---------- DOCUMENT SECTION

Ben Carson and the 3rd rail

Turtle

Administrator
Staff member
Retired Expediter
I've heard comments that since Ben Carson was active in the ROTC program and that he excelled in it, along with getting explemplary grades in school, as well as being a minority, that he would have been slam dunk to get a 'scholarship' to W.P.
It is impossible to attend West Point without doing so on a government scholarship. Getting a scholarship to West Point is not like getting a scholarship to Stanford. Getting a scholarship to Stanford is a big fat hairy deal, getting a scholarship to West Point is routine for anyone who attends.

It would have behooved Westmoreland and his brass to heavily recruit a young Ben Carson to go there. It's very plausible they would have made assurances to him that he is ' as good as in'. In fact, it would have been derelict for them not to make the effort during that time period to such a exceptional candidate.
I didn't think anyone is questioning that he was talked to about attending West Point, or even told straight up that if he wanted to go there that he would be able to without any problems. Virtually everyone in ROTC with a B average or better gets talked to about West Point. What people are questioning is, "Hey, if you want to attend West Point, I can offer you a full ride scholarship so that it won't cost you anything to go there."
 

muttly

Veteran Expediter
Retired Expediter
I do wonder if those (no one in particular) who are so vigorously defending Carson, excusing everything, would be so vigorous in defending and excusing Obama or Hilary for the same kinds of misremembered details.

Carson is starting to remind me of Vanilla Ice, and isn't that funny.
Most wouldn't know about 'misremembered details' of Hillary or Obama because the regular media routinely buries those stories.
The Audacity of Myth: How the Media Ignored Obama's Lies About His Own Biography and Memoir
 

Turtle

Administrator
Staff member
Retired Expediter
Most wouldn't know about 'misremembered details' of Hillary or Obama because the regular media routinely buries those stories.
The Audacity of Myth: How the Media Ignored Obama's Lies About His Own Biography and Memoir
I'm not sure what "most" or "the regular media" has to do with "those who are so vigorously defending Carson, excusing everything," but OK.

It is interesting that the article focuses so strongly on unimportant details (minutae) as being big fat lies despite admitting that they are mostly family mythology that Obama to at face value and didn't fact check, and characterizes up-front declarations of "approximations" and "composites" as being lies. So I'm assuming that Newsbusters and the two authors of the piece fall into the category of the very people I mused about. Sooooooo, good job answering my musing. Thanks.
 

muttly

Veteran Expediter
Retired Expediter
I'm not sure what "most" or "the regular media" has to do with "those who are so vigorously defending Carson, excusing everything," but OK.

--------------------
---------- DATASET ENTRIES

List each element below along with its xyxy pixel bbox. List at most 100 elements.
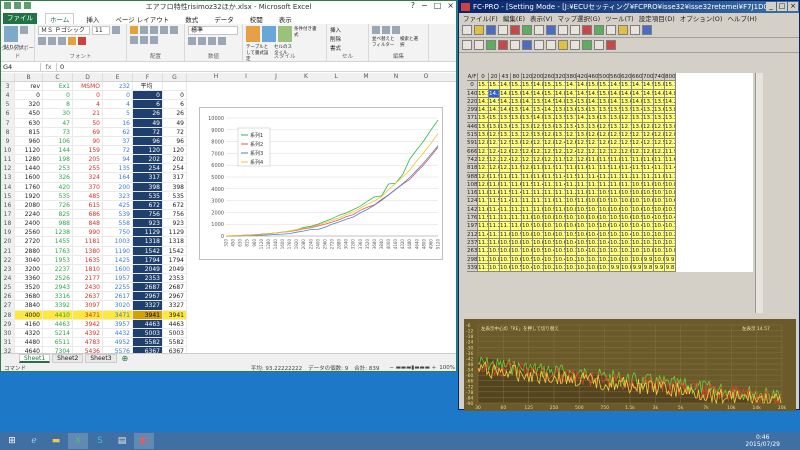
- add-sheet-icon[interactable]: ⊕: [122, 354, 129, 363]
- cell[interactable]: 1542: [163, 246, 187, 256]
- map-cell[interactable]: 14.8: [555, 89, 566, 98]
- map-cell[interactable]: 10.7: [588, 205, 599, 215]
- cell[interactable]: 2049: [163, 264, 187, 274]
- cell[interactable]: 254: [133, 164, 163, 174]
- map-cell[interactable]: 11.0: [489, 238, 500, 248]
- map-cell[interactable]: 10.6: [500, 263, 511, 273]
- map-cell[interactable]: 12.0: [621, 147, 632, 156]
- cell[interactable]: 923: [163, 219, 187, 229]
- column-header[interactable]: H: [201, 73, 231, 81]
- decrease-icon[interactable]: [498, 40, 508, 50]
- cell-style-icon[interactable]: [278, 26, 292, 42]
- map-cell[interactable]: 10.6: [566, 222, 577, 231]
- cell[interactable]: 0: [103, 91, 133, 101]
- map-cell[interactable]: 9.9: [665, 255, 676, 264]
- map-cell[interactable]: 13.4: [478, 114, 489, 123]
- cell[interactable]: 202: [163, 155, 187, 165]
- map-row-header[interactable]: 8184: [467, 164, 478, 173]
- cell[interactable]: 2967: [163, 292, 187, 302]
- map-column-header[interactable]: 660: [632, 73, 643, 82]
- map-cell[interactable]: 12.3: [577, 147, 588, 156]
- row-number[interactable]: 27: [1, 301, 15, 311]
- number-format-select[interactable]: 標準: [188, 26, 238, 35]
- map-cell[interactable]: 11.5: [544, 172, 555, 181]
- map-cell[interactable]: 10.9: [654, 180, 665, 190]
- cell[interactable]: 3941: [133, 310, 163, 320]
- cell[interactable]: 3316: [43, 292, 73, 302]
- map-cell[interactable]: 13.9: [599, 106, 610, 115]
- row-number[interactable]: 22: [1, 255, 15, 265]
- map-cell[interactable]: 11.2: [566, 189, 577, 198]
- tab-data[interactable]: データ: [210, 14, 238, 24]
- map-cell[interactable]: 10.7: [610, 197, 621, 206]
- map-cell[interactable]: 11.6: [643, 155, 654, 165]
- map-cell[interactable]: 10.0: [654, 255, 665, 264]
- chart-icon[interactable]: [594, 40, 604, 50]
- map-cell[interactable]: 13.4: [632, 106, 643, 115]
- map-cell[interactable]: 13.0: [478, 122, 489, 132]
- map-cell[interactable]: 11.5: [478, 214, 489, 223]
- map-cell[interactable]: 10.0: [588, 263, 599, 273]
- paste-icon[interactable]: [4, 26, 18, 42]
- row-number[interactable]: 14: [1, 182, 15, 192]
- map-cell[interactable]: 15.1: [555, 81, 566, 90]
- map-cell[interactable]: 11.1: [478, 263, 489, 273]
- cell[interactable]: 1794: [163, 255, 187, 265]
- map-row-header[interactable]: 23754: [467, 238, 478, 248]
- map-cell[interactable]: 13.2: [555, 122, 566, 132]
- map-cell[interactable]: 12.2: [665, 139, 676, 148]
- map-cell[interactable]: 12.0: [577, 155, 588, 165]
- map-cell[interactable]: 11.9: [555, 155, 566, 165]
- help-button[interactable]: ?: [411, 1, 415, 10]
- menu-file[interactable]: ファイル(F): [463, 13, 498, 23]
- cell[interactable]: 2720: [15, 237, 43, 247]
- column-header[interactable]: D: [73, 73, 103, 81]
- dictionary-icon[interactable]: ▤: [112, 433, 132, 449]
- cell[interactable]: 49: [163, 118, 187, 128]
- cell[interactable]: 16: [103, 118, 133, 128]
- cell[interactable]: 2353: [163, 273, 187, 284]
- map-cell[interactable]: 14.0: [533, 114, 544, 123]
- map-cell[interactable]: 10.3: [599, 247, 610, 256]
- tab-formulas[interactable]: 数式: [181, 14, 202, 24]
- map-cell[interactable]: 10.2: [566, 255, 577, 264]
- cell[interactable]: 960: [15, 136, 43, 146]
- map-cell[interactable]: 10.8: [588, 197, 599, 206]
- clock[interactable]: 0:46 2015/07/29: [745, 434, 780, 448]
- map-cell[interactable]: 10.0: [665, 247, 676, 256]
- map-cell[interactable]: 13.8: [577, 97, 588, 107]
- zoom-out-icon[interactable]: [474, 40, 484, 50]
- graph-icon[interactable]: [534, 25, 544, 35]
- map-cell[interactable]: 10.7: [489, 263, 500, 273]
- map-cell[interactable]: 10.4: [577, 247, 588, 256]
- monitor-icon[interactable]: [522, 25, 532, 35]
- cell[interactable]: 3040: [15, 255, 43, 265]
- map-cell[interactable]: 12.0: [489, 164, 500, 173]
- map-cell[interactable]: 11.0: [643, 180, 654, 190]
- map-cell[interactable]: 11.8: [632, 155, 643, 165]
- cell[interactable]: 5003: [133, 328, 163, 338]
- map-cell[interactable]: 12.8: [544, 139, 555, 148]
- map-cell[interactable]: 10.4: [588, 230, 599, 239]
- cell[interactable]: 4952: [103, 337, 133, 348]
- map-cell[interactable]: 10.7: [654, 197, 665, 206]
- map-cell[interactable]: 10.5: [522, 255, 533, 264]
- cell[interactable]: 26: [133, 109, 163, 119]
- map-column-header[interactable]: A/F: [467, 73, 478, 82]
- cell[interactable]: 558: [103, 219, 133, 229]
- map-cell[interactable]: 13.1: [643, 114, 654, 123]
- map-cell[interactable]: 11.4: [588, 172, 599, 181]
- close-button[interactable]: ×: [788, 2, 798, 11]
- cell[interactable]: 450: [15, 109, 43, 119]
- map-cell[interactable]: 11.5: [489, 197, 500, 206]
- column-header[interactable]: K: [291, 73, 321, 81]
- cell[interactable]: 3680: [15, 292, 43, 302]
- open-icon[interactable]: [474, 25, 484, 35]
- cell[interactable]: 73: [43, 127, 73, 137]
- quick-access-toolbar[interactable]: [4, 2, 31, 9]
- cell[interactable]: 323: [103, 191, 133, 201]
- undo-icon[interactable]: [534, 40, 544, 50]
- map-cell[interactable]: 11.3: [577, 172, 588, 181]
- cell[interactable]: 1455: [43, 237, 73, 247]
- cell[interactable]: 3957: [103, 319, 133, 329]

--------------------

__THE TASKS__.
a. In the forum thread about Ben Carson, what does Turtle say happens to virtually everyone in ROTC with a B average or better?
b. List every distinct label that appears beneath a poster's name in the forum thread about Ben Carson.

__SOLVED PROBLEMS__.
a. They get talked to about West Point.

b. Administrator, Staff member, Retired Expediter, Veteran Expediter